--- Given exercise ---
Make an exact copy of all the material below, apart from the pictures.

--- Begin Material ---

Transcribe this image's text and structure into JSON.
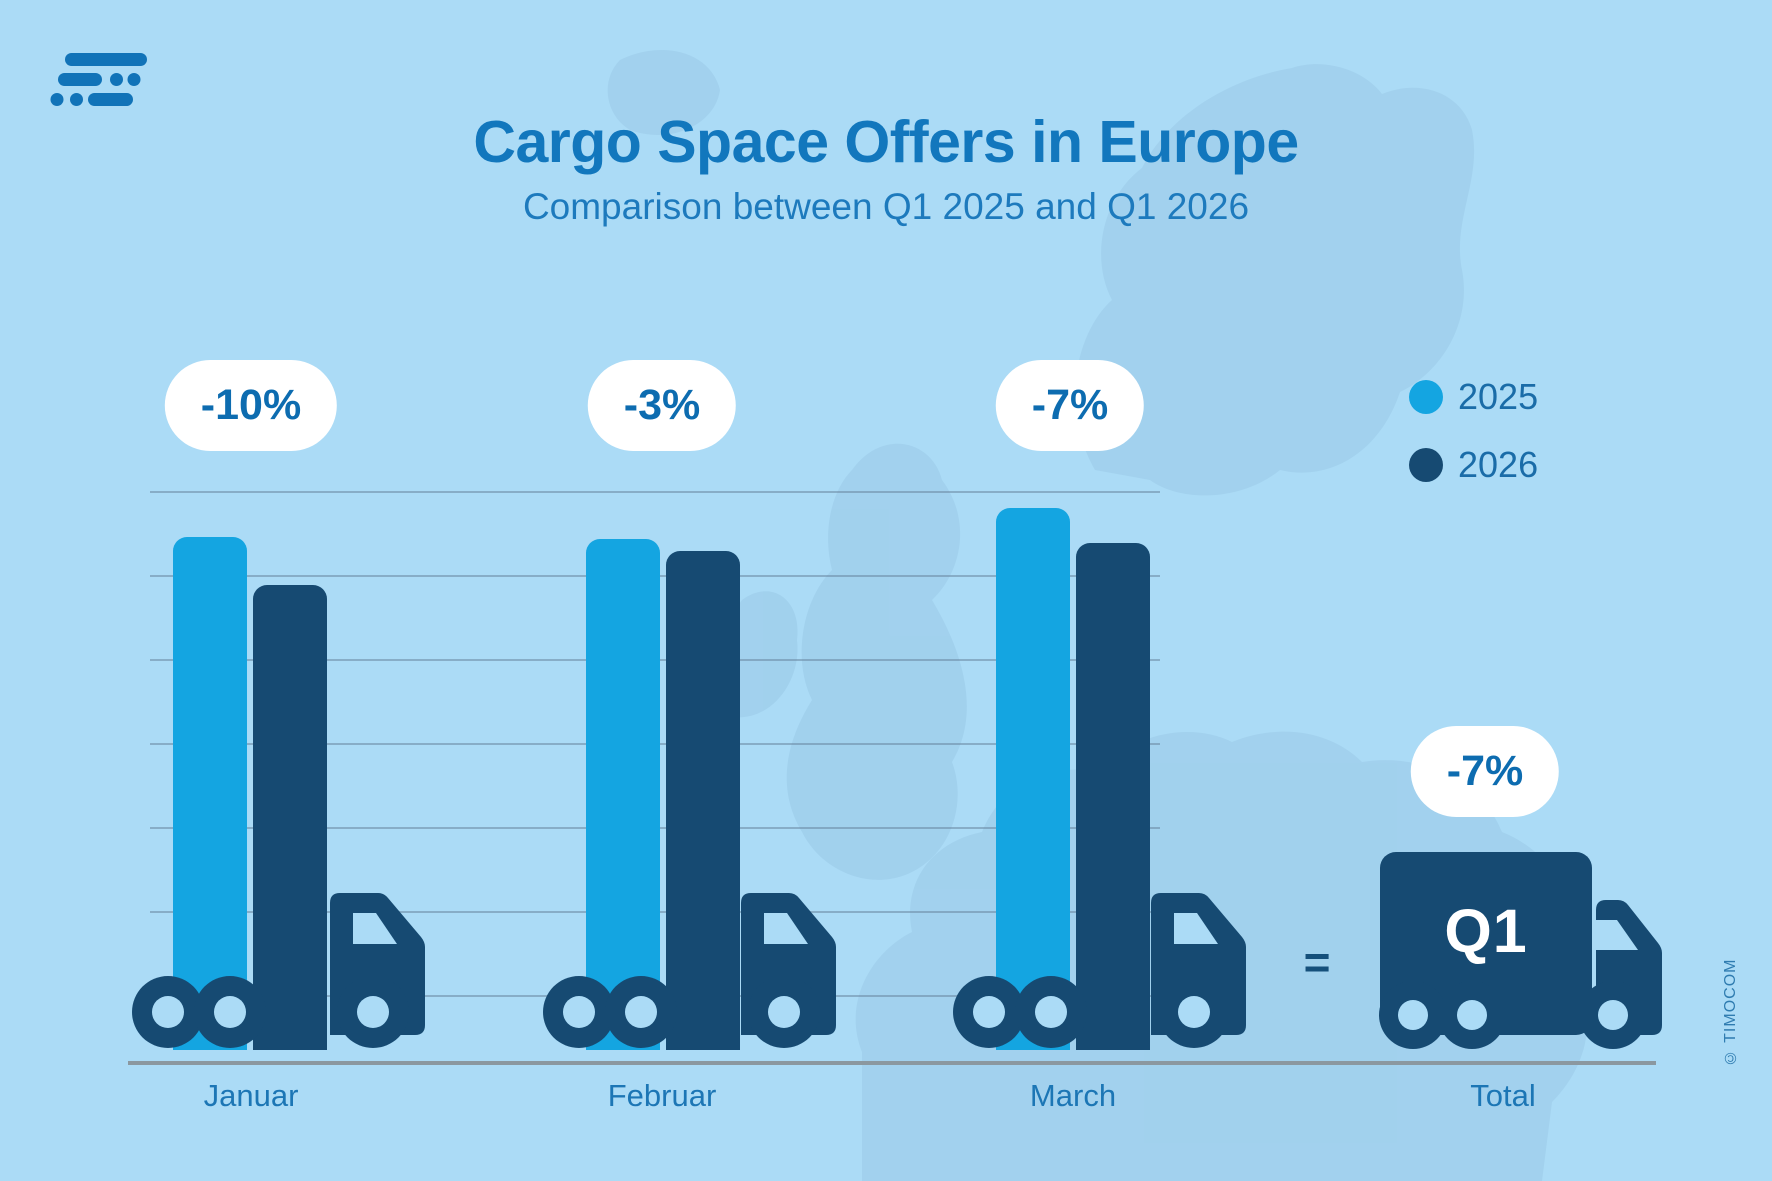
{
  "copyright": "© TIMOCOM",
  "equals_sign": "=",
  "header": {
    "title": "Cargo Space Offers in Europe",
    "subtitle": "Comparison between Q1 2025 and Q1 2026"
  },
  "logo": {
    "name": "timocom-logo",
    "color": "#1173b8"
  },
  "total": {
    "label": "Total",
    "truck_text": "Q1"
  },
  "chart_data": {
    "type": "bar",
    "title": "Cargo Space Offers in Europe",
    "subtitle": "Comparison between Q1 2025 and Q1 2026",
    "categories": [
      "Januar",
      "Februar",
      "March",
      "Total"
    ],
    "series": [
      {
        "name": "2025",
        "color": "#14a5e1",
        "values": [
          100,
          99.6,
          105.7
        ]
      },
      {
        "name": "2026",
        "color": "#164a72",
        "values": [
          90.6,
          97.3,
          98.8
        ]
      }
    ],
    "change_percent": {
      "Januar": "-10%",
      "Februar": "-3%",
      "March": "-7%",
      "Total": "-7%"
    },
    "unit": "index (Januar 2025 = 100), values estimated from bar heights",
    "ylabel": "",
    "xlabel": "",
    "grid": true,
    "gridline_count": 7,
    "legend_position": "top-right",
    "legend_entries": [
      "2025",
      "2026"
    ],
    "annotations": [
      "-10%",
      "-3%",
      "-7%",
      "-7%"
    ],
    "total_is_truck_pictogram": true
  },
  "colors": {
    "background": "#abdbf6",
    "map_watermark": "#9ccbe9",
    "bar_2025": "#14a5e1",
    "bar_2026": "#164a72",
    "title_text": "#1277bd",
    "badge_background": "#ffffff",
    "badge_text": "#0d6cb0",
    "gridline": "#6987a0",
    "axis_line": "#8b98a0",
    "truck_text": "#ffffff"
  }
}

--- End Material ---

--- Right answer ---
Transcribe this image's text and structure into JSON.
{
  "copyright": "© TIMOCOM",
  "equals_sign": "=",
  "header": {
    "title": "Cargo Space Offers in Europe",
    "subtitle": "Comparison between Q1 2025 and Q1 2026"
  },
  "logo": {
    "name": "timocom-logo",
    "color": "#1173b8"
  },
  "total": {
    "label": "Total",
    "truck_text": "Q1"
  },
  "chart_data": {
    "type": "bar",
    "title": "Cargo Space Offers in Europe",
    "subtitle": "Comparison between Q1 2025 and Q1 2026",
    "categories": [
      "Januar",
      "Februar",
      "March",
      "Total"
    ],
    "series": [
      {
        "name": "2025",
        "color": "#14a5e1",
        "values": [
          100,
          99.6,
          105.7
        ]
      },
      {
        "name": "2026",
        "color": "#164a72",
        "values": [
          90.6,
          97.3,
          98.8
        ]
      }
    ],
    "change_percent": {
      "Januar": "-10%",
      "Februar": "-3%",
      "March": "-7%",
      "Total": "-7%"
    },
    "unit": "index (Januar 2025 = 100), values estimated from bar heights",
    "ylabel": "",
    "xlabel": "",
    "grid": true,
    "gridline_count": 7,
    "legend_position": "top-right",
    "legend_entries": [
      "2025",
      "2026"
    ],
    "annotations": [
      "-10%",
      "-3%",
      "-7%",
      "-7%"
    ],
    "total_is_truck_pictogram": true
  },
  "colors": {
    "background": "#abdbf6",
    "map_watermark": "#9ccbe9",
    "bar_2025": "#14a5e1",
    "bar_2026": "#164a72",
    "title_text": "#1277bd",
    "badge_background": "#ffffff",
    "badge_text": "#0d6cb0",
    "gridline": "#6987a0",
    "axis_line": "#8b98a0",
    "truck_text": "#ffffff"
  }
}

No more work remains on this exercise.